- _Exercise aim_: Count how many lines below include the string "Cells". Only that number should appear in the reply.

- _Data records_:
* * * * * * * * *

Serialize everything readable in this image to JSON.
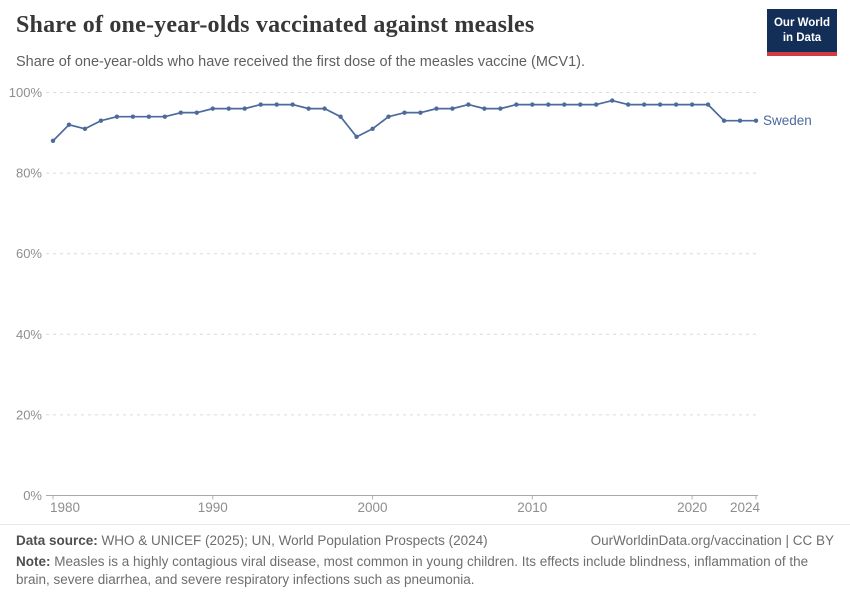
{
  "header": {
    "title": "Share of one-year-olds vaccinated against measles",
    "subtitle": "Share of one-year-olds who have received the first dose of the measles vaccine (MCV1)."
  },
  "logo": {
    "line1": "Our World",
    "line2": "in Data"
  },
  "chart_data": {
    "type": "line",
    "title": "Share of one-year-olds vaccinated against measles",
    "xlabel": "",
    "ylabel": "",
    "unit": "%",
    "xlim": [
      1980,
      2024
    ],
    "ylim": [
      0,
      100
    ],
    "grid": "horizontal-dashed",
    "legend_position": "end-of-line-label",
    "x_ticks": [
      1980,
      1990,
      2000,
      2010,
      2020,
      2024
    ],
    "x_tick_labels": [
      "1980",
      "1990",
      "2000",
      "2010",
      "2020",
      "2024"
    ],
    "y_ticks": [
      0,
      20,
      40,
      60,
      80,
      100
    ],
    "y_tick_labels": [
      "0%",
      "20%",
      "40%",
      "60%",
      "80%",
      "100%"
    ],
    "series": [
      {
        "name": "Sweden",
        "color": "#4C6A9C",
        "x": [
          1980,
          1981,
          1982,
          1983,
          1984,
          1985,
          1986,
          1987,
          1988,
          1989,
          1990,
          1991,
          1992,
          1993,
          1994,
          1995,
          1996,
          1997,
          1998,
          1999,
          2000,
          2001,
          2002,
          2003,
          2004,
          2005,
          2006,
          2007,
          2008,
          2009,
          2010,
          2011,
          2012,
          2013,
          2014,
          2015,
          2016,
          2017,
          2018,
          2019,
          2020,
          2021,
          2022,
          2023,
          2024
        ],
        "values": [
          88,
          92,
          91,
          93,
          94,
          94,
          94,
          94,
          95,
          95,
          96,
          96,
          96,
          97,
          97,
          97,
          96,
          96,
          94,
          89,
          91,
          94,
          95,
          95,
          96,
          96,
          97,
          96,
          96,
          97,
          97,
          97,
          97,
          97,
          97,
          98,
          97,
          97,
          97,
          97,
          97,
          97,
          93,
          93,
          93
        ]
      }
    ]
  },
  "footer": {
    "datasource_label": "Data source:",
    "datasource": "WHO & UNICEF (2025); UN, World Population Prospects (2024)",
    "link": "OurWorldinData.org/vaccination | CC BY",
    "note_label": "Note:",
    "note": "Measles is a highly contagious viral disease, most common in young children. Its effects include blindness, inflammation of the brain, severe diarrhea, and severe respiratory infections such as pneumonia."
  },
  "colors": {
    "accent": "#4C6A9C",
    "logo_bg": "#132F57",
    "logo_bar": "#D13B42",
    "grid": "#DBDBDB",
    "axis": "#A8A8A8",
    "tick": "#B3B3B3",
    "tick_label": "#8E8E8E"
  }
}
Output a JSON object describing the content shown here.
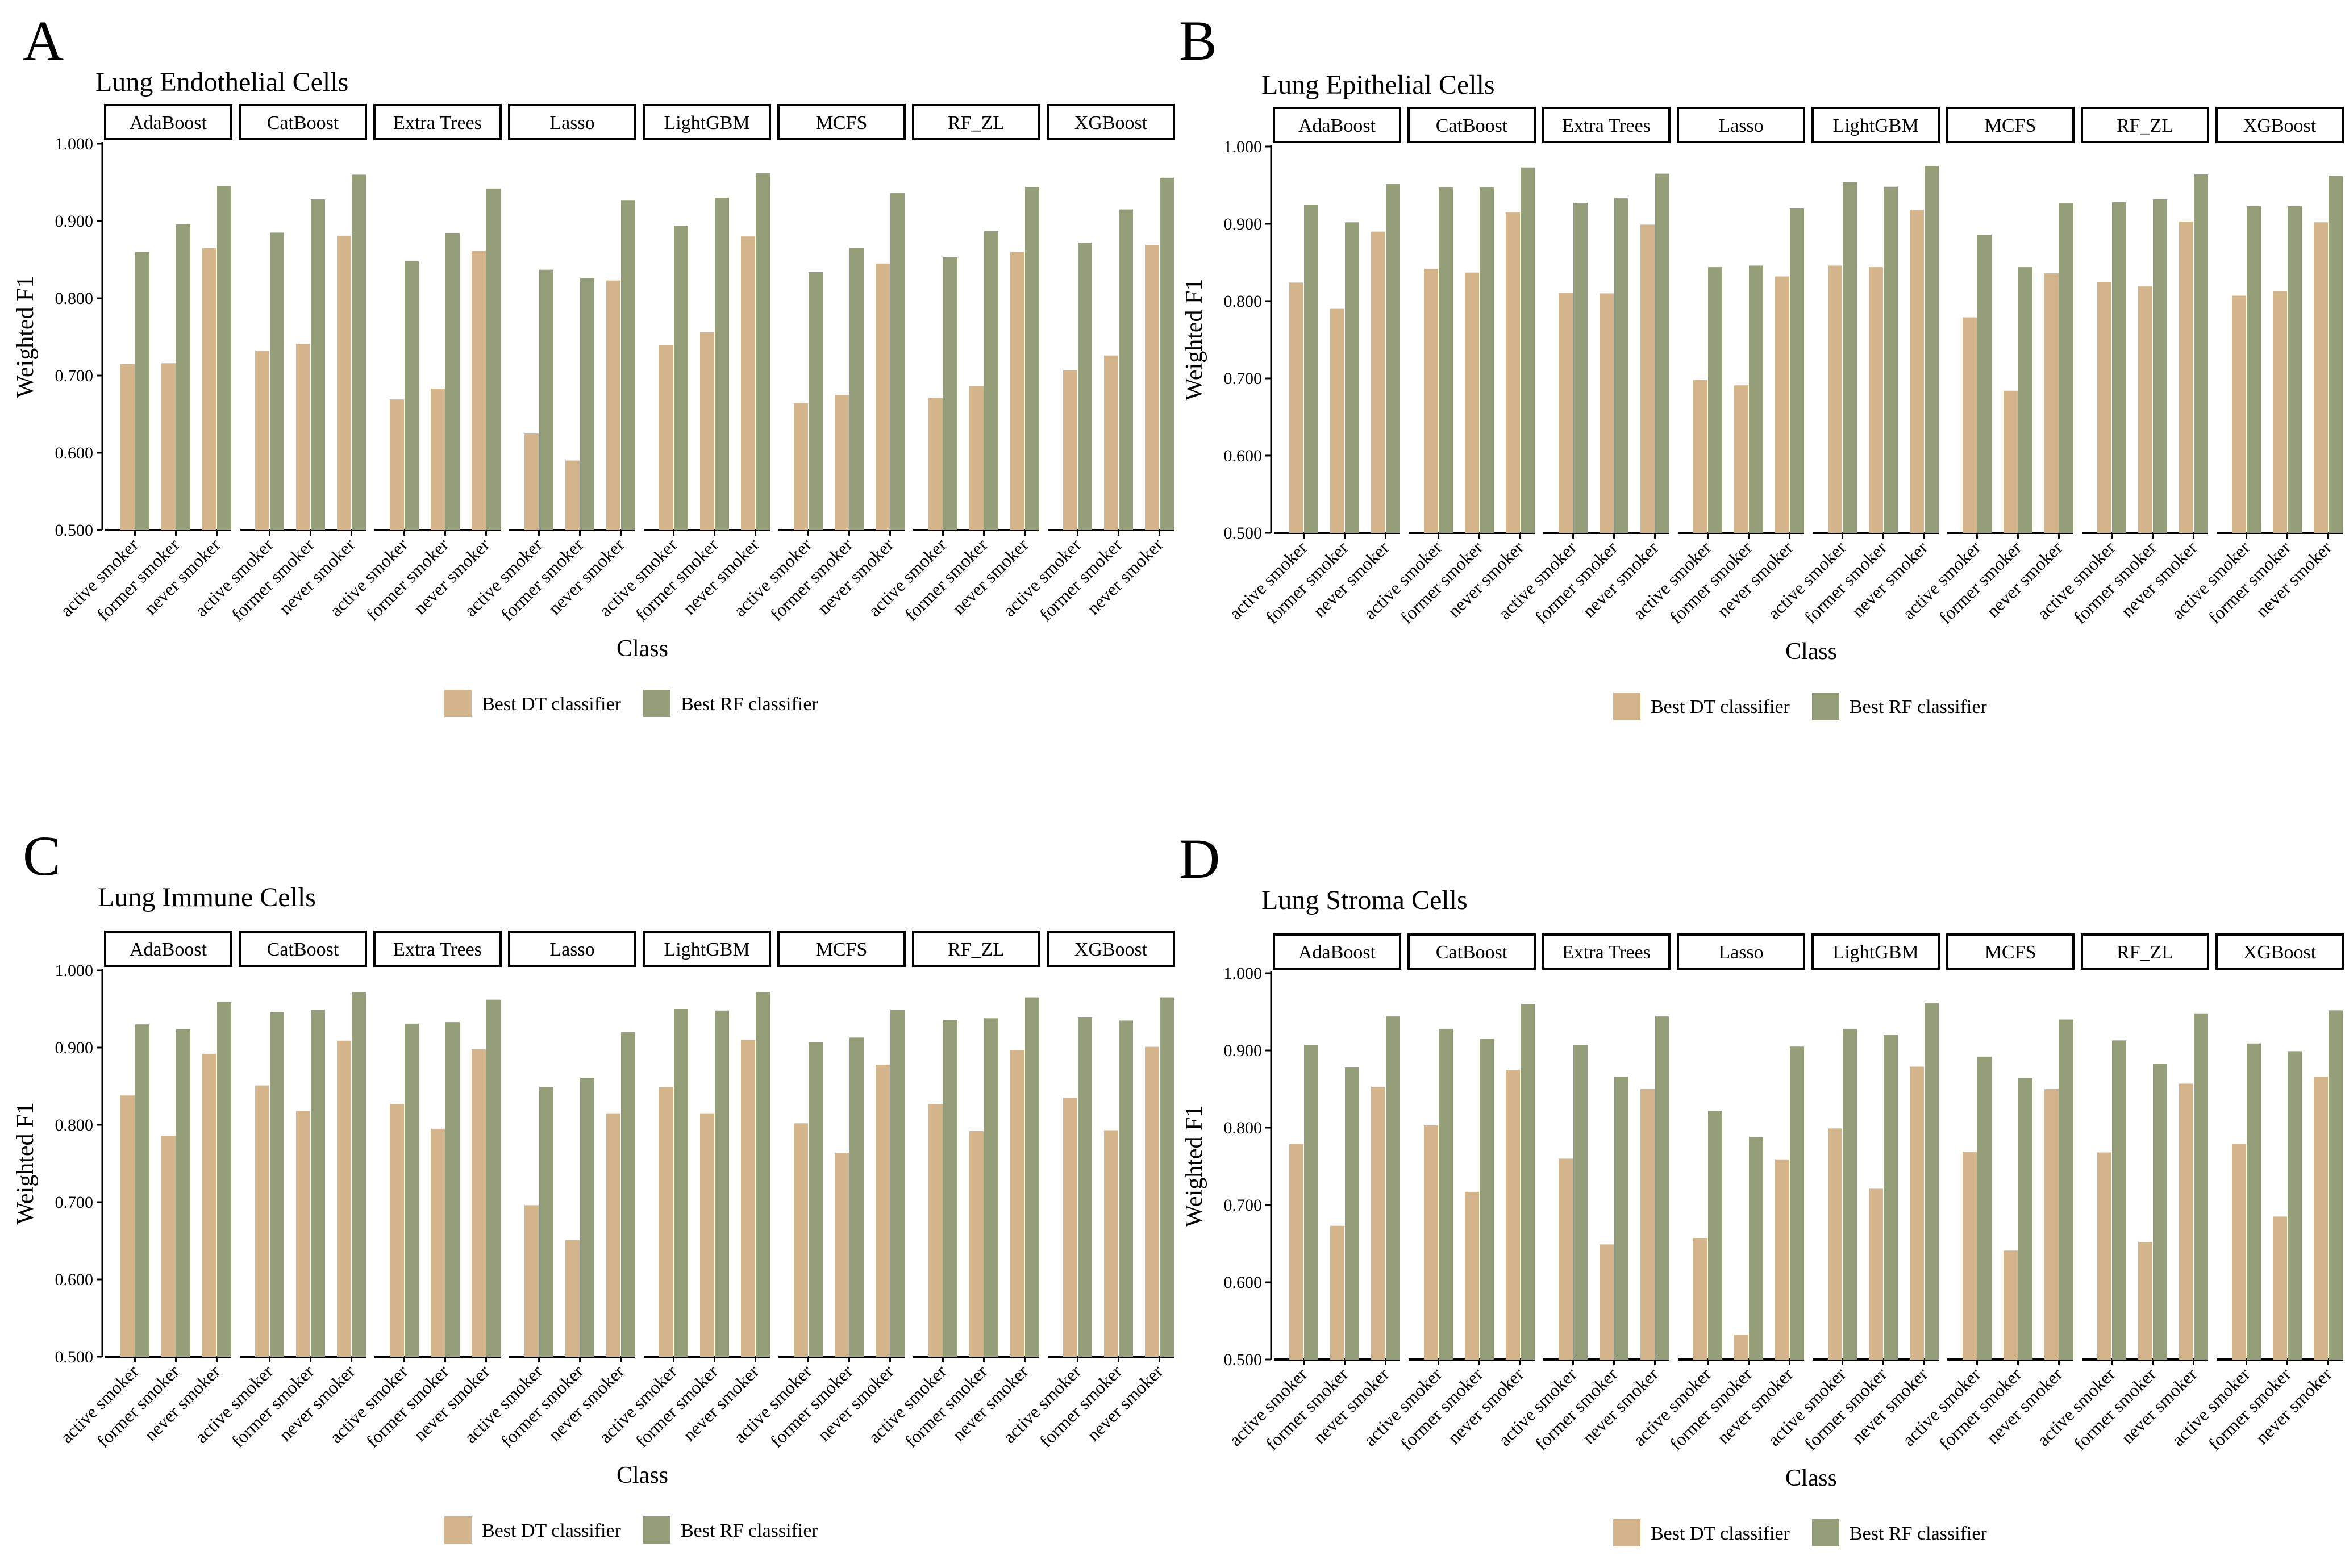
{
  "colors": {
    "dt": "#d3b48b",
    "rf": "#949f79",
    "axis": "#000000",
    "background": "#ffffff"
  },
  "legend": {
    "dt_label": "Best DT classifier",
    "rf_label": "Best RF classifier"
  },
  "chart_data": [
    {
      "type": "bar",
      "panel": "A",
      "title": "Lung Endothelial Cells",
      "xlabel": "Class",
      "ylabel": "Weighted F1",
      "ylim": [
        0.5,
        1.0
      ],
      "yticks": [
        "0.500",
        "0.600",
        "0.700",
        "0.800",
        "0.900",
        "1.000"
      ],
      "facets": [
        "AdaBoost",
        "CatBoost",
        "Extra Trees",
        "Lasso",
        "LightGBM",
        "MCFS",
        "RF_ZL",
        "XGBoost"
      ],
      "categories": [
        "active smoker",
        "former smoker",
        "never smoker"
      ],
      "series": [
        {
          "name": "Best DT classifier",
          "values": [
            [
              0.715,
              0.716,
              0.865
            ],
            [
              0.732,
              0.741,
              0.881
            ],
            [
              0.669,
              0.683,
              0.861
            ],
            [
              0.625,
              0.59,
              0.823
            ],
            [
              0.739,
              0.756,
              0.88
            ],
            [
              0.664,
              0.675,
              0.845
            ],
            [
              0.671,
              0.686,
              0.86
            ],
            [
              0.707,
              0.726,
              0.869
            ]
          ]
        },
        {
          "name": "Best RF classifier",
          "values": [
            [
              0.86,
              0.896,
              0.945
            ],
            [
              0.885,
              0.928,
              0.96
            ],
            [
              0.848,
              0.884,
              0.942
            ],
            [
              0.837,
              0.826,
              0.927
            ],
            [
              0.894,
              0.93,
              0.962
            ],
            [
              0.834,
              0.865,
              0.936
            ],
            [
              0.853,
              0.887,
              0.944
            ],
            [
              0.872,
              0.915,
              0.956
            ]
          ]
        }
      ]
    },
    {
      "type": "bar",
      "panel": "B",
      "title": "Lung Epithelial Cells",
      "xlabel": "Class",
      "ylabel": "Weighted F1",
      "ylim": [
        0.5,
        1.0
      ],
      "yticks": [
        "0.500",
        "0.600",
        "0.700",
        "0.800",
        "0.900",
        "1.000"
      ],
      "facets": [
        "AdaBoost",
        "CatBoost",
        "Extra Trees",
        "Lasso",
        "LightGBM",
        "MCFS",
        "RF_ZL",
        "XGBoost"
      ],
      "categories": [
        "active smoker",
        "former smoker",
        "never smoker"
      ],
      "series": [
        {
          "name": "Best DT classifier",
          "values": [
            [
              0.824,
              0.79,
              0.89
            ],
            [
              0.842,
              0.837,
              0.915
            ],
            [
              0.811,
              0.81,
              0.899
            ],
            [
              0.698,
              0.691,
              0.832
            ],
            [
              0.846,
              0.844,
              0.918
            ],
            [
              0.779,
              0.684,
              0.836
            ],
            [
              0.825,
              0.819,
              0.903
            ],
            [
              0.807,
              0.813,
              0.902
            ]
          ]
        },
        {
          "name": "Best RF classifier",
          "values": [
            [
              0.925,
              0.902,
              0.952
            ],
            [
              0.947,
              0.947,
              0.973
            ],
            [
              0.927,
              0.933,
              0.965
            ],
            [
              0.844,
              0.846,
              0.92
            ],
            [
              0.954,
              0.948,
              0.975
            ],
            [
              0.886,
              0.844,
              0.927
            ],
            [
              0.928,
              0.932,
              0.964
            ],
            [
              0.923,
              0.923,
              0.962
            ]
          ]
        }
      ]
    },
    {
      "type": "bar",
      "panel": "C",
      "title": "Lung Immune Cells",
      "xlabel": "Class",
      "ylabel": "Weighted F1",
      "ylim": [
        0.5,
        1.0
      ],
      "yticks": [
        "0.500",
        "0.600",
        "0.700",
        "0.800",
        "0.900",
        "1.000"
      ],
      "facets": [
        "AdaBoost",
        "CatBoost",
        "Extra Trees",
        "Lasso",
        "LightGBM",
        "MCFS",
        "RF_ZL",
        "XGBoost"
      ],
      "categories": [
        "active smoker",
        "former smoker",
        "never smoker"
      ],
      "series": [
        {
          "name": "Best DT classifier",
          "values": [
            [
              0.838,
              0.786,
              0.892
            ],
            [
              0.851,
              0.818,
              0.909
            ],
            [
              0.827,
              0.795,
              0.898
            ],
            [
              0.696,
              0.651,
              0.815
            ],
            [
              0.849,
              0.815,
              0.91
            ],
            [
              0.802,
              0.764,
              0.878
            ],
            [
              0.827,
              0.792,
              0.897
            ],
            [
              0.835,
              0.793,
              0.901
            ]
          ]
        },
        {
          "name": "Best RF classifier",
          "values": [
            [
              0.93,
              0.924,
              0.959
            ],
            [
              0.946,
              0.949,
              0.972
            ],
            [
              0.931,
              0.933,
              0.962
            ],
            [
              0.849,
              0.861,
              0.92
            ],
            [
              0.95,
              0.948,
              0.972
            ],
            [
              0.907,
              0.913,
              0.949
            ],
            [
              0.936,
              0.938,
              0.965
            ],
            [
              0.939,
              0.935,
              0.965
            ]
          ]
        }
      ]
    },
    {
      "type": "bar",
      "panel": "D",
      "title": "Lung Stroma Cells",
      "xlabel": "Class",
      "ylabel": "Weighted F1",
      "ylim": [
        0.5,
        1.0
      ],
      "yticks": [
        "0.500",
        "0.600",
        "0.700",
        "0.800",
        "0.900",
        "1.000"
      ],
      "facets": [
        "AdaBoost",
        "CatBoost",
        "Extra Trees",
        "Lasso",
        "LightGBM",
        "MCFS",
        "RF_ZL",
        "XGBoost"
      ],
      "categories": [
        "active smoker",
        "former smoker",
        "never smoker"
      ],
      "series": [
        {
          "name": "Best DT classifier",
          "values": [
            [
              0.779,
              0.673,
              0.853
            ],
            [
              0.803,
              0.717,
              0.875
            ],
            [
              0.76,
              0.649,
              0.85
            ],
            [
              0.657,
              0.532,
              0.759
            ],
            [
              0.799,
              0.721,
              0.879
            ],
            [
              0.769,
              0.641,
              0.85
            ],
            [
              0.768,
              0.652,
              0.857
            ],
            [
              0.779,
              0.685,
              0.866
            ]
          ]
        },
        {
          "name": "Best RF classifier",
          "values": [
            [
              0.907,
              0.878,
              0.944
            ],
            [
              0.928,
              0.915,
              0.96
            ],
            [
              0.907,
              0.866,
              0.944
            ],
            [
              0.822,
              0.788,
              0.905
            ],
            [
              0.928,
              0.92,
              0.961
            ],
            [
              0.892,
              0.864,
              0.94
            ],
            [
              0.913,
              0.883,
              0.948
            ],
            [
              0.909,
              0.899,
              0.952
            ]
          ]
        }
      ]
    }
  ]
}
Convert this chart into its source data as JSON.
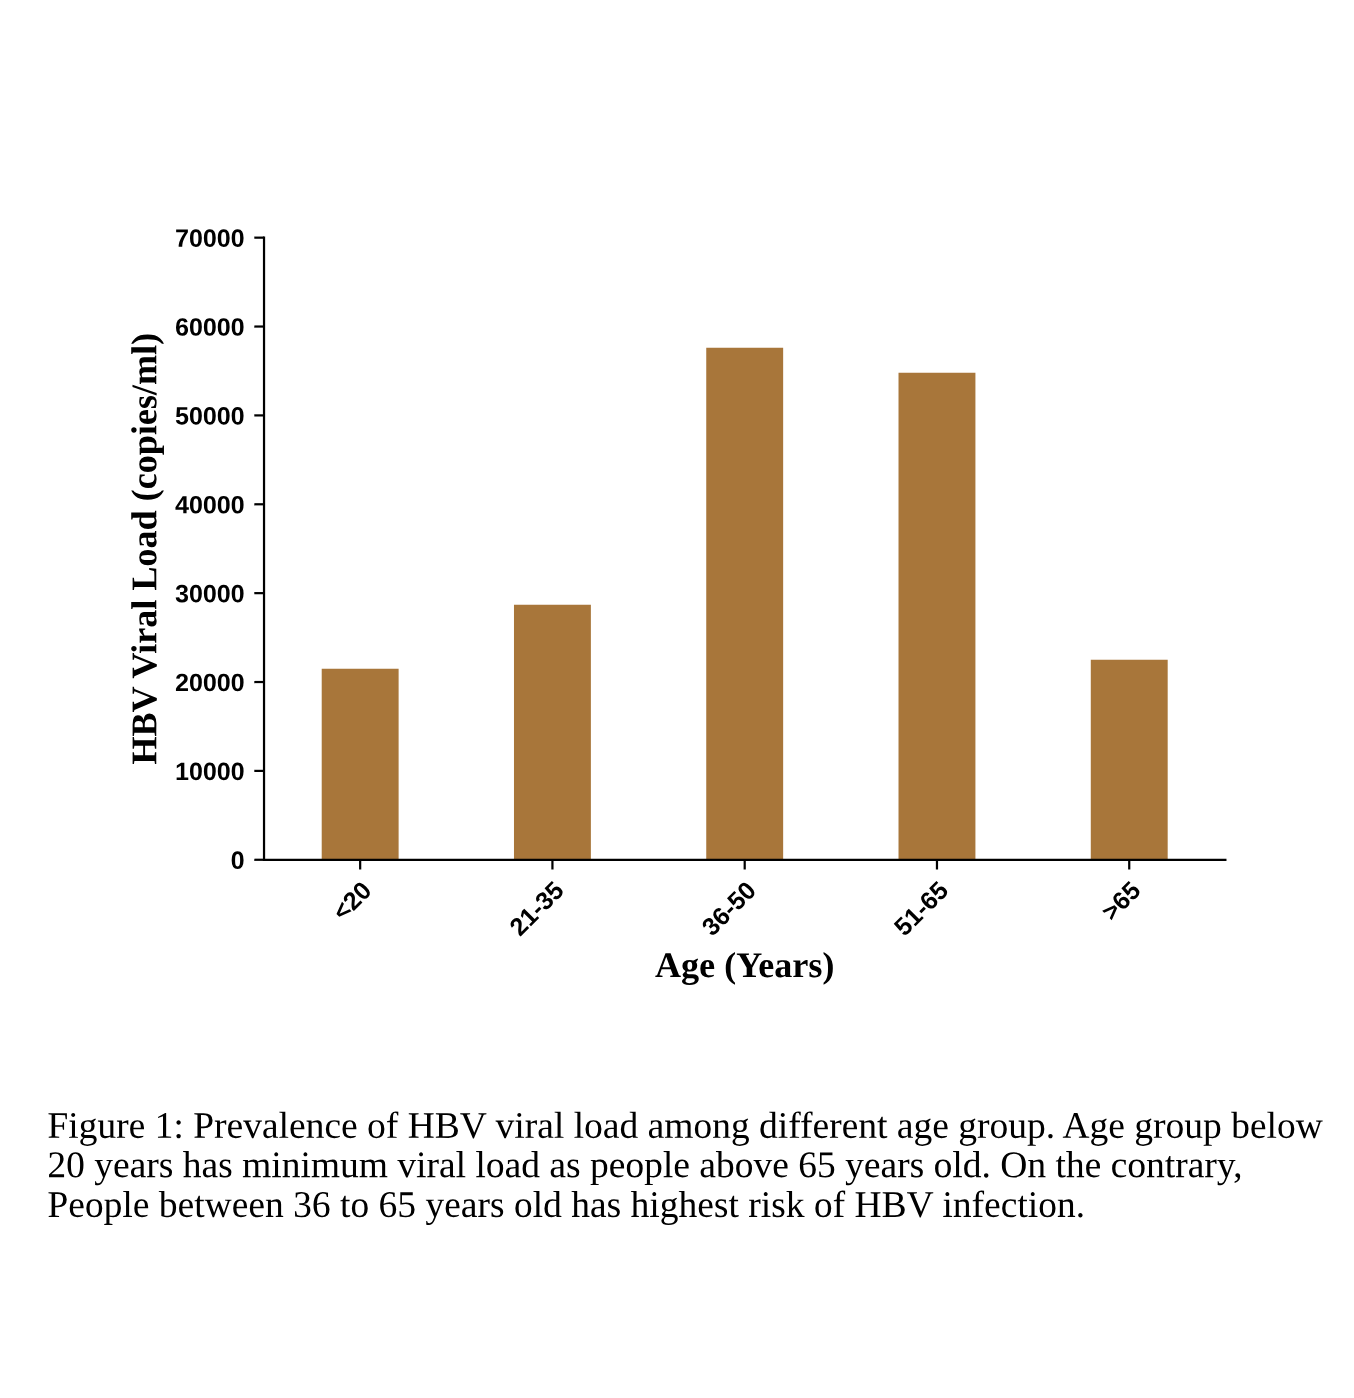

* * * * * * * * *

- _Written answer_: 4